*REQUIREMENTS*
Write out every record in full, exactly as written, please.

Data entries:

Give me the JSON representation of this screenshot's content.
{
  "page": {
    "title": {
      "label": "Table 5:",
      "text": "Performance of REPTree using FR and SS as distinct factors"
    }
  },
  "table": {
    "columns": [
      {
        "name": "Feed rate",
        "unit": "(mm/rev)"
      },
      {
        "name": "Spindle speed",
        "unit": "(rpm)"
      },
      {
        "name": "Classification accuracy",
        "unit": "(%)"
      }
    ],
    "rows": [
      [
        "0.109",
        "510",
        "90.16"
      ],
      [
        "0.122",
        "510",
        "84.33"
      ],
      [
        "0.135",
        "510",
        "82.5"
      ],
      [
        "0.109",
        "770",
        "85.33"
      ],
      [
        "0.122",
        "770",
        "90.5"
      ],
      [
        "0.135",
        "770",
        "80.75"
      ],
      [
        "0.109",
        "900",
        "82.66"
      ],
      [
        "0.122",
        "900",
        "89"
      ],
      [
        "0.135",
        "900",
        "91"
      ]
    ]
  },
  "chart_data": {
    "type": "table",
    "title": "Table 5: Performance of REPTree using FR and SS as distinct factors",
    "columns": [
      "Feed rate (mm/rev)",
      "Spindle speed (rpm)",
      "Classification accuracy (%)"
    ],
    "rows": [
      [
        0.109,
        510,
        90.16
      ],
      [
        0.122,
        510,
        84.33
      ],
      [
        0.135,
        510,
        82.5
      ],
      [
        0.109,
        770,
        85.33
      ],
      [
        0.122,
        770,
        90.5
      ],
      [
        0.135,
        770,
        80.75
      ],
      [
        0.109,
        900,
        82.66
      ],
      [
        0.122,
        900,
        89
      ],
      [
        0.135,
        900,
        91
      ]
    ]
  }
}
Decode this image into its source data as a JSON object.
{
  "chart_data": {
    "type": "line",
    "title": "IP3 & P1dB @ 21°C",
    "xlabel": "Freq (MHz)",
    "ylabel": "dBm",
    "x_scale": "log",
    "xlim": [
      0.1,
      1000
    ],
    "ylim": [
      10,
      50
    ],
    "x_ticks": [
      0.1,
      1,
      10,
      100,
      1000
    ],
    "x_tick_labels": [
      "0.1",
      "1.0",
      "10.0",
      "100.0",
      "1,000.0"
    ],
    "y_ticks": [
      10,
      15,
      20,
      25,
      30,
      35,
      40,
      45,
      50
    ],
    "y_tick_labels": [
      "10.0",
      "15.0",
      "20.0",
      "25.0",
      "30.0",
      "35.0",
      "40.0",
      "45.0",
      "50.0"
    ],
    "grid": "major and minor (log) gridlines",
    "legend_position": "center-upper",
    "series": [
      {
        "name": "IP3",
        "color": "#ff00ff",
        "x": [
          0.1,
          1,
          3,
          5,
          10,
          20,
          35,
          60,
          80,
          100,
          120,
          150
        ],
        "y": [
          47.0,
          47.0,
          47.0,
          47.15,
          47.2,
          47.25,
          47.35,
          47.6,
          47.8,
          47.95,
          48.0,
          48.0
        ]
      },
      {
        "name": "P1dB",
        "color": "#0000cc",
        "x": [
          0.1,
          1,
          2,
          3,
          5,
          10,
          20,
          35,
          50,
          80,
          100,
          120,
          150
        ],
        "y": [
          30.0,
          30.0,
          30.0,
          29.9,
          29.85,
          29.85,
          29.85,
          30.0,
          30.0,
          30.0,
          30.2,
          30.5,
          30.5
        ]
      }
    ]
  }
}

*OUTPUT OF THE TASK*
Give me the JSON representation of this screenshot's content.
{
  "page": {
    "title": {
      "label": "Table 5:",
      "text": "Performance of REPTree using FR and SS as distinct factors"
    }
  },
  "table": {
    "columns": [
      {
        "name": "Feed rate",
        "unit": "(mm/rev)"
      },
      {
        "name": "Spindle speed",
        "unit": "(rpm)"
      },
      {
        "name": "Classification accuracy",
        "unit": "(%)"
      }
    ],
    "rows": [
      [
        "0.109",
        "510",
        "90.16"
      ],
      [
        "0.122",
        "510",
        "84.33"
      ],
      [
        "0.135",
        "510",
        "82.5"
      ],
      [
        "0.109",
        "770",
        "85.33"
      ],
      [
        "0.122",
        "770",
        "90.5"
      ],
      [
        "0.135",
        "770",
        "80.75"
      ],
      [
        "0.109",
        "900",
        "82.66"
      ],
      [
        "0.122",
        "900",
        "89"
      ],
      [
        "0.135",
        "900",
        "91"
      ]
    ]
  },
  "chart_data": {
    "type": "table",
    "title": "Table 5: Performance of REPTree using FR and SS as distinct factors",
    "columns": [
      "Feed rate (mm/rev)",
      "Spindle speed (rpm)",
      "Classification accuracy (%)"
    ],
    "rows": [
      [
        0.109,
        510,
        90.16
      ],
      [
        0.122,
        510,
        84.33
      ],
      [
        0.135,
        510,
        82.5
      ],
      [
        0.109,
        770,
        85.33
      ],
      [
        0.122,
        770,
        90.5
      ],
      [
        0.135,
        770,
        80.75
      ],
      [
        0.109,
        900,
        82.66
      ],
      [
        0.122,
        900,
        89
      ],
      [
        0.135,
        900,
        91
      ]
    ]
  }
}
Decode this image into its source data as a JSON object.
{
  "chart_data": {
    "type": "line",
    "title": "IP3 & P1dB @ 21°C",
    "xlabel": "Freq (MHz)",
    "ylabel": "dBm",
    "x_scale": "log",
    "xlim": [
      0.1,
      1000
    ],
    "ylim": [
      10,
      50
    ],
    "x_ticks": [
      0.1,
      1,
      10,
      100,
      1000
    ],
    "x_tick_labels": [
      "0.1",
      "1.0",
      "10.0",
      "100.0",
      "1,000.0"
    ],
    "y_ticks": [
      10,
      15,
      20,
      25,
      30,
      35,
      40,
      45,
      50
    ],
    "y_tick_labels": [
      "10.0",
      "15.0",
      "20.0",
      "25.0",
      "30.0",
      "35.0",
      "40.0",
      "45.0",
      "50.0"
    ],
    "grid": "major and minor (log) gridlines",
    "legend_position": "center-upper",
    "series": [
      {
        "name": "IP3",
        "color": "#ff00ff",
        "x": [
          0.1,
          1,
          3,
          5,
          10,
          20,
          35,
          60,
          80,
          100,
          120,
          150
        ],
        "y": [
          47.0,
          47.0,
          47.0,
          47.15,
          47.2,
          47.25,
          47.35,
          47.6,
          47.8,
          47.95,
          48.0,
          48.0
        ]
      },
      {
        "name": "P1dB",
        "color": "#0000cc",
        "x": [
          0.1,
          1,
          2,
          3,
          5,
          10,
          20,
          35,
          50,
          80,
          100,
          120,
          150
        ],
        "y": [
          30.0,
          30.0,
          30.0,
          29.9,
          29.85,
          29.85,
          29.85,
          30.0,
          30.0,
          30.0,
          30.2,
          30.5,
          30.5
        ]
      }
    ]
  }
}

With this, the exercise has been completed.